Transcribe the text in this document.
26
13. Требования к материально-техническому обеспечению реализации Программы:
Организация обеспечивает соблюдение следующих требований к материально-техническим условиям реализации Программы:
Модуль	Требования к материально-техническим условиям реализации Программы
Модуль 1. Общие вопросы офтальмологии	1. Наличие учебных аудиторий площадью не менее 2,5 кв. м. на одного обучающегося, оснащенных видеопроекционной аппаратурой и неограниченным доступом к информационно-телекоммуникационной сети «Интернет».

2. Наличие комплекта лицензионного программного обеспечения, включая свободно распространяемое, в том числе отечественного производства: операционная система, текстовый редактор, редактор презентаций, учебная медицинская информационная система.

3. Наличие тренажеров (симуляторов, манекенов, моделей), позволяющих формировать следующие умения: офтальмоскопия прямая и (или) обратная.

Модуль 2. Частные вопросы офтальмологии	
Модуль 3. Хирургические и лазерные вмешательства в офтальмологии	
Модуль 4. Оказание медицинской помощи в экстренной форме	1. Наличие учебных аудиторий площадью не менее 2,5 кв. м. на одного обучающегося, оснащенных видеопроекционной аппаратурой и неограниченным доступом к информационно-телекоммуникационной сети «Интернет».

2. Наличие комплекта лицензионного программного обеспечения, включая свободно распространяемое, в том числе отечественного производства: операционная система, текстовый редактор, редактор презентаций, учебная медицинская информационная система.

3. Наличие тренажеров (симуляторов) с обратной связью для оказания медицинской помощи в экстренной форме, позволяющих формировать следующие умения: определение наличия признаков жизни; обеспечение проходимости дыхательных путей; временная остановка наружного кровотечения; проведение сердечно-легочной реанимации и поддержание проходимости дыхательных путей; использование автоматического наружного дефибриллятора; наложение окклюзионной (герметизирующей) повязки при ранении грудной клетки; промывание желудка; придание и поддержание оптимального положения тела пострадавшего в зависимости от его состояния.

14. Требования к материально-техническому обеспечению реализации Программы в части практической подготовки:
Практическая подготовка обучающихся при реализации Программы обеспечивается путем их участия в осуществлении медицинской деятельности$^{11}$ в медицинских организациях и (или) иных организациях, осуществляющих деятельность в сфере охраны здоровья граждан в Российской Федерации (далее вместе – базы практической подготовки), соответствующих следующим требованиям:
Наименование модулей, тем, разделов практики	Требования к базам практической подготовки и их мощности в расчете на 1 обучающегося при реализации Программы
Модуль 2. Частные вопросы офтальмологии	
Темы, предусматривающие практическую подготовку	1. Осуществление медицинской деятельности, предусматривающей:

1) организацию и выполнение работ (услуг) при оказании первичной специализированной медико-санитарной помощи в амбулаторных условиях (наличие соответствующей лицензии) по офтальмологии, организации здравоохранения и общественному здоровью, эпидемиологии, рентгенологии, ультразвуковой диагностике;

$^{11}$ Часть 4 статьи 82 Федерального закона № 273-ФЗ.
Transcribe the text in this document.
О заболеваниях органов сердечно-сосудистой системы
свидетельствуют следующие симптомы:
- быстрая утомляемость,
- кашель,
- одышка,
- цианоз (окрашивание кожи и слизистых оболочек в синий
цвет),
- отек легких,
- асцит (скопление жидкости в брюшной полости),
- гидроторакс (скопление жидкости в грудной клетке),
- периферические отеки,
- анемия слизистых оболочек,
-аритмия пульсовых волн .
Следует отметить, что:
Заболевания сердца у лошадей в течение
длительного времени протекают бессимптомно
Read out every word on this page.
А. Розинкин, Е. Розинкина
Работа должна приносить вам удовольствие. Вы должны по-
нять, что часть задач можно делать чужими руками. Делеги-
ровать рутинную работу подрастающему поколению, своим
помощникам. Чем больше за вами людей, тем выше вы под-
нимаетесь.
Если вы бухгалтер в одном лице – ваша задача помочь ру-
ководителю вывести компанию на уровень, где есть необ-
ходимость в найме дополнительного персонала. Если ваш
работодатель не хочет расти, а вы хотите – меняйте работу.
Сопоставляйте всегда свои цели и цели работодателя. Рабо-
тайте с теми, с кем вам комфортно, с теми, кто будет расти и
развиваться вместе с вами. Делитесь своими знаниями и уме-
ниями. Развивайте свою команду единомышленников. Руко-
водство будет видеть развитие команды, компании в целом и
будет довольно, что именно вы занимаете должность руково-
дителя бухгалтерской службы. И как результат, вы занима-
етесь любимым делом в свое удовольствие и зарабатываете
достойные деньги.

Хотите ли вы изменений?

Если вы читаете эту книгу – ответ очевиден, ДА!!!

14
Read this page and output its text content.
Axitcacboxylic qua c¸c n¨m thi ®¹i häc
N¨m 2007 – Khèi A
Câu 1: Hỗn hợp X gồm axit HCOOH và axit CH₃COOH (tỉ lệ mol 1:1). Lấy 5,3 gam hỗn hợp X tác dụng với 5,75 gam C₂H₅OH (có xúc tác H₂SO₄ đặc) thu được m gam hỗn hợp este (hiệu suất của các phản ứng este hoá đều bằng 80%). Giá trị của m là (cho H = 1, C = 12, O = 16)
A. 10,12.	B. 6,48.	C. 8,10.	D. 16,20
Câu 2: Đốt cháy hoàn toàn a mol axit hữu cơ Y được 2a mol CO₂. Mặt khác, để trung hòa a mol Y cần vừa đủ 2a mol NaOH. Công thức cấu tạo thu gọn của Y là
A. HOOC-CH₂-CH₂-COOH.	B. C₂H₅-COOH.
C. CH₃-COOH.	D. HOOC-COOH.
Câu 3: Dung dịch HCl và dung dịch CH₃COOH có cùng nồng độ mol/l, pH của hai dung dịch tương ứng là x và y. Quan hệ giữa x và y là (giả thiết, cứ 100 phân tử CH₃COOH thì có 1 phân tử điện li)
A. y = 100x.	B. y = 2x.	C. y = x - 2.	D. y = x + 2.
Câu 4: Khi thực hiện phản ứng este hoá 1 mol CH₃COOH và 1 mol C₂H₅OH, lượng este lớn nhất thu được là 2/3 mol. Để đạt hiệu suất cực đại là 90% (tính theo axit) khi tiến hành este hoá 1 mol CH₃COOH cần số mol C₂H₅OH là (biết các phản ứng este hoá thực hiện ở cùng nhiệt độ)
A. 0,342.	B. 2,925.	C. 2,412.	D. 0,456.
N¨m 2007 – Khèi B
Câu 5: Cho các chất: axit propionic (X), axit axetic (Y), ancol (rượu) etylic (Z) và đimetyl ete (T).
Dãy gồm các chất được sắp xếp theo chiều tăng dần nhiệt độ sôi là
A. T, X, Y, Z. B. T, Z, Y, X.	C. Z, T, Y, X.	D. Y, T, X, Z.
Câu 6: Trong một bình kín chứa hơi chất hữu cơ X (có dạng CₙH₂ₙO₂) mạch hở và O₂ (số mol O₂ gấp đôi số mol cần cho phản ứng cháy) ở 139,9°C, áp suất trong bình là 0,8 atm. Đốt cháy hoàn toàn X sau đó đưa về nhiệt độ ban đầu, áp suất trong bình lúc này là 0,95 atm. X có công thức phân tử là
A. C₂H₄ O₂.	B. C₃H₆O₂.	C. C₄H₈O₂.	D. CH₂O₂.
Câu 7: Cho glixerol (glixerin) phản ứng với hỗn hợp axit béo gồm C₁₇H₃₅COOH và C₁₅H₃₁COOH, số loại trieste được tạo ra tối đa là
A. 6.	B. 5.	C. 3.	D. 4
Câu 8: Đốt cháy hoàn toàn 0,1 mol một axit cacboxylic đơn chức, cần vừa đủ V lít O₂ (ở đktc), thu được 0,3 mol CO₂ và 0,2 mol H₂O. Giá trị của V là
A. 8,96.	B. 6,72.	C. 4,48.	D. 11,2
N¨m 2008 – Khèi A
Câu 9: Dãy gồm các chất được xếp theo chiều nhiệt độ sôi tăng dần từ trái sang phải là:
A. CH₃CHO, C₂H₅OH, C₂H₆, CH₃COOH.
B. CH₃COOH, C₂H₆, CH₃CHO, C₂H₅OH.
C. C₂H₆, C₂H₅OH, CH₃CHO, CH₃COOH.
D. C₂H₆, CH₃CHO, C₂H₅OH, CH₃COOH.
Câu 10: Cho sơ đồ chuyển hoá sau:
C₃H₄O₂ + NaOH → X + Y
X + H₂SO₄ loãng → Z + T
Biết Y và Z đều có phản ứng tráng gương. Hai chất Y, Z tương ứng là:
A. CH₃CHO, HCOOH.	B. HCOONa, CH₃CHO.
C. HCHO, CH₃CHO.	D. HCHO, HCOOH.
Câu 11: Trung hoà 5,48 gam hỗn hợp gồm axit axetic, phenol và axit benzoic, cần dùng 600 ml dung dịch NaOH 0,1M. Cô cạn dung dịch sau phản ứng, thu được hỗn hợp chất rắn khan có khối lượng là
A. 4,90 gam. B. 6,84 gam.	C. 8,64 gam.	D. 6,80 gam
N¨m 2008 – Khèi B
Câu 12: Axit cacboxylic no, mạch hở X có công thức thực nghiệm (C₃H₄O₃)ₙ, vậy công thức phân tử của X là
* * * * * * *
__JOB__
In the records above, locate each line with the word "подготовки". Copy all such lines.

__ANSWER TO THIS EXERCISE__
14. Требования к материально-техническому обеспечению реализации Программы в части практической подготовки:
Практическая подготовка обучающихся при реализации Программы обеспечивается путем их участия в осуществлении медицинской деятельности$^{11}$ в медицинских организациях и (или) иных организациях, осуществляющих деятельность в сфере охраны здоровья граждан в Российской Федерации (далее вместе – базы практической подготовки), соответствующих следующим требованиям:
Наименование модулей, тем, разделов практики	Требования к базам практической подготовки и их мощности в расчете на 1 обучающегося при реализации Программы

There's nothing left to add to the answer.